SET TASK:
Render the material again word for word, skipping the pictures in it.

DATASET EXCERPTS:
______

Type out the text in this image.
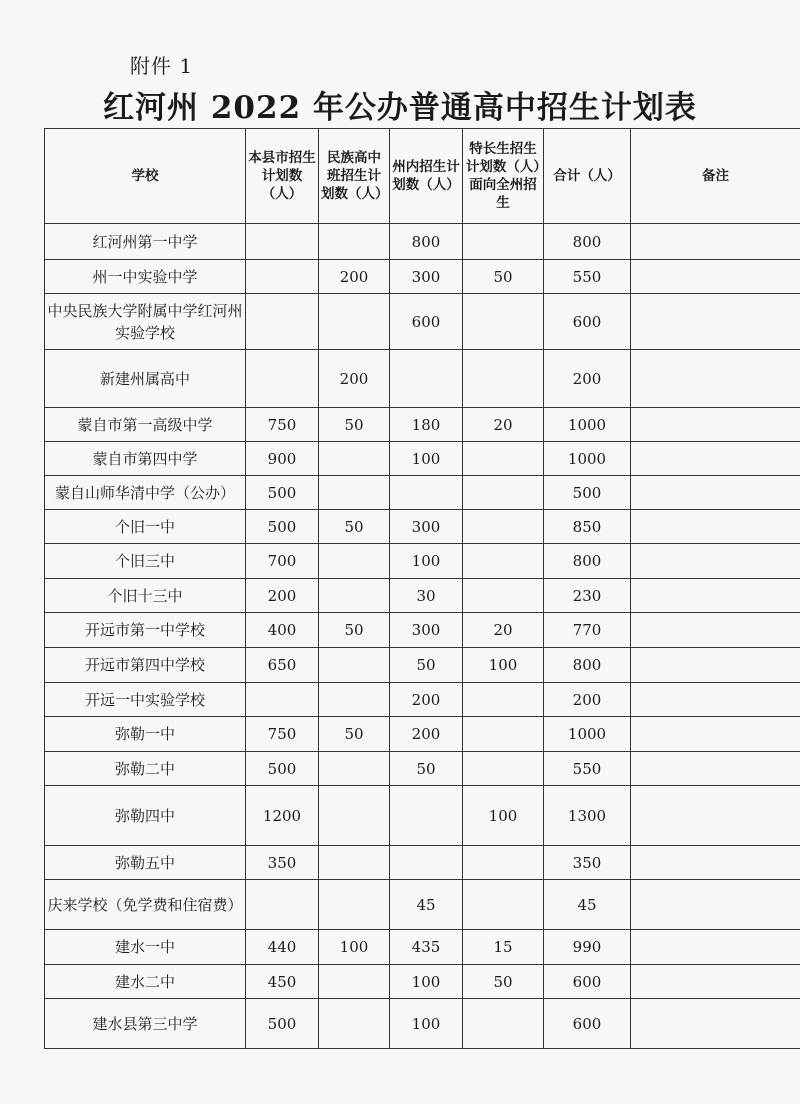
附件 1
红河州 2022 年公办普通高中招生计划表
学校	本县市招生计划数（人）	民族高中班招生计划数（人）	州内招生计划数（人）	特长生招生计划数（人）面向全州招生	合计（人）	备注
红河州第一中学			800		800	
州一中实验中学		200	300	50	550	
中央民族大学附属中学红河州实验学校			600		600	
新建州属高中		200			200	
蒙自市第一高级中学	750	50	180	20	1000	
蒙自市第四中学	900		100		1000	
蒙自山师华清中学（公办）	500				500	
个旧一中	500	50	300		850	
个旧三中	700		100		800	
个旧十三中	200		30		230	
开远市第一中学校	400	50	300	20	770	
开远市第四中学校	650		50	100	800	
开远一中实验学校			200		200	
弥勒一中	750	50	200		1000	
弥勒二中	500		50		550	
弥勒四中	1200			100	1300	
弥勒五中	350				350	
庆来学校（免学费和住宿费）			45		45	
建水一中	440	100	435	15	990	
建水二中	450		100	50	600	
建水县第三中学	500		100		600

______

RESPONSE TO THIS EXERCISE:
Type out the text in this image.
附件 1
红河州 2022 年公办普通高中招生计划表
学校	本县市招生计划数（人）	民族高中班招生计划数（人）	州内招生计划数（人）	特长生招生计划数（人）面向全州招生	合计（人）	备注
红河州第一中学			800		800	
州一中实验中学		200	300	50	550	
中央民族大学附属中学红河州实验学校			600		600	
新建州属高中		200			200	
蒙自市第一高级中学	750	50	180	20	1000	
蒙自市第四中学	900		100		1000	
蒙自山师华清中学（公办）	500				500	
个旧一中	500	50	300		850	
个旧三中	700		100		800	
个旧十三中	200		30		230	
开远市第一中学校	400	50	300	20	770	
开远市第四中学校	650		50	100	800	
开远一中实验学校			200		200	
弥勒一中	750	50	200		1000	
弥勒二中	500		50		550	
弥勒四中	1200			100	1300	
弥勒五中	350				350	
庆来学校（免学费和住宿费）			45		45	
建水一中	440	100	435	15	990	
建水二中	450		100	50	600	
建水县第三中学	500		100		600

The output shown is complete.